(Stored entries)
....
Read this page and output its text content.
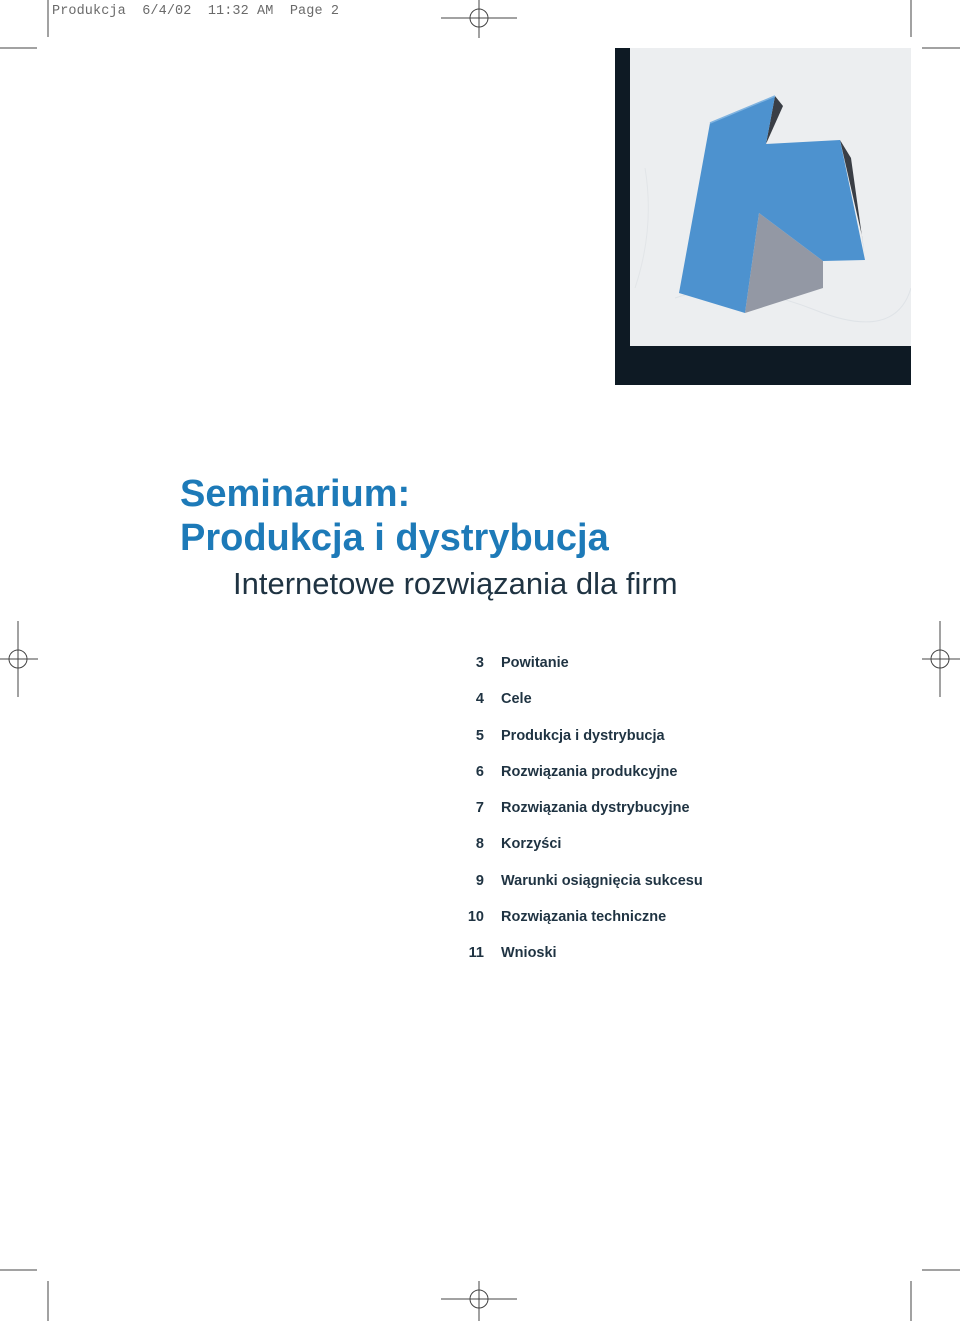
Produkcja  6/4/02  11:32 AM  Page 2
Seminarium:
Produkcja i dystrybucja
Internetowe rozwiązania dla firm
3 Powitanie
4 Cele
5 Produkcja i dystrybucja
6 Rozwiązania produkcyjne
7 Rozwiązania dystrybucyjne
8 Korzyści
9 Warunki osiągnięcia sukcesu
10 Rozwiązania techniczne
11 Wnioski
....
DIRECTIONS. Transcribe every record above exactly as written, leaving out any pictures.

WRITTEN REPLY.
Read this page and output its text content.
Produkcja  6/4/02  11:32 AM  Page 2
Seminarium:
Produkcja i dystrybucja
Internetowe rozwiązania dla firm
3 Powitanie
4 Cele
5 Produkcja i dystrybucja
6 Rozwiązania produkcyjne
7 Rozwiązania dystrybucyjne
8 Korzyści
9 Warunki osiągnięcia sukcesu
10 Rozwiązania techniczne
11 Wnioski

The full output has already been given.